Схема диалога крайне проста. Хозяин объявляет рабу, что он намерен что-то сделать, а раб подбодряет его, перечисляя все приятные аспекты, сопровождающие намерение хозяина. Но тем временем хозяину уже надоела его затея, и он говорит, что он не будет делать того, что намеревался. Это тоже одобряется рабом, который перечисляет все отрицательные стороны задуманного дела. Таким способом все типичные занятия месопотамского вельможи взвешиваются и оказываются ущербными. Ничто, в сущности, не хорошо, ничто не стоит стараний, будь то искание милостей при дворе, радости стола, набеги на кочевников в пустыню, увлекательность жизни мятежника, начало судебного процесса или что бы там ни было. Мы процитируем несколько строф, сначала о любви:
— Раб, соглашайся со мною! — Да, господин мой, да!
— Женщину я полюблю! — Полюби, господин, полюби!
Любящий женщину позабудет печаль и невзгоды.
— Нет, раб, о нет, я женщину не полюблю!
— Не полюби, господин, не полюби!
Женщина — яма, западня и ловушка,
Женщина — острый кинжал, что горло мужчины пронзает.
О благочестии:
— Раб, соглашайся со мною! — Да, господин мой, да!
— Воды принеси мне скорей, омовение рук совершу и богу воздам жертву!
— Воздай, господин, воздай!
Воздающему жертву — сколь легко у него на сердце,
Дает он заем за займам!
— Нет, раб, о нет, не хочу воздавать я жертвы!
— Не воздавай, господин, не воздавай!

────────────────────

**ВАШЕ ЗАДАНИЕ**.
Что, по словам раба во фрагменте о диалоге хозяина и раба, позабудет любящий женщину? Опирайтесь только на этот фрагмент.

Данные разбора структуры страницы

────────────────────

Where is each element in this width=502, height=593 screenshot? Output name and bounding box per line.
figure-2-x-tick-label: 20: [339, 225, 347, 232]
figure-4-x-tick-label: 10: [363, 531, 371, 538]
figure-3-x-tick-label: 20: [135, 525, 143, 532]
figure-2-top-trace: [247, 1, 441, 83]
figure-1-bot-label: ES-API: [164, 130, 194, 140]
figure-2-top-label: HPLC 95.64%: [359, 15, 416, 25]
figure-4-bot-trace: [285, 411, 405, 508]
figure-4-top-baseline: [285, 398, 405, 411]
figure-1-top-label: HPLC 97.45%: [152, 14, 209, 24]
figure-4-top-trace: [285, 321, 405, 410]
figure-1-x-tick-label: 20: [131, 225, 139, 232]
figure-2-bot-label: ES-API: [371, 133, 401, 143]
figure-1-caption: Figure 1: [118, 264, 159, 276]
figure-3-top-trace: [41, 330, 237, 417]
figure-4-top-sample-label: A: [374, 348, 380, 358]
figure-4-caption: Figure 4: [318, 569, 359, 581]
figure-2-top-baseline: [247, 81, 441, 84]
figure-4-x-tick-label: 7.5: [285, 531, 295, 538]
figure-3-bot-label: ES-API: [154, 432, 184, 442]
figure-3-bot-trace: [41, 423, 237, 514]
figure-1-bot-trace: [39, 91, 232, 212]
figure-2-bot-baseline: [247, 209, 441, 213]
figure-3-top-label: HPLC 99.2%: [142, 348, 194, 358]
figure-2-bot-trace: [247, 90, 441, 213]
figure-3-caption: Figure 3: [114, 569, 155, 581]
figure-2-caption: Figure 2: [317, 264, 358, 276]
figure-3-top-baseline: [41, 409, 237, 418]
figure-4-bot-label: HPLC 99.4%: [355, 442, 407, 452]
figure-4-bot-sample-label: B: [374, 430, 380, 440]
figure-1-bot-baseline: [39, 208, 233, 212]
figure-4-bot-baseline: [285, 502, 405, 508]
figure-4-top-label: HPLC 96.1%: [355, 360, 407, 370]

────────────────────

**РЕЗУЛЬТАТ**.
Печаль и невзгоды.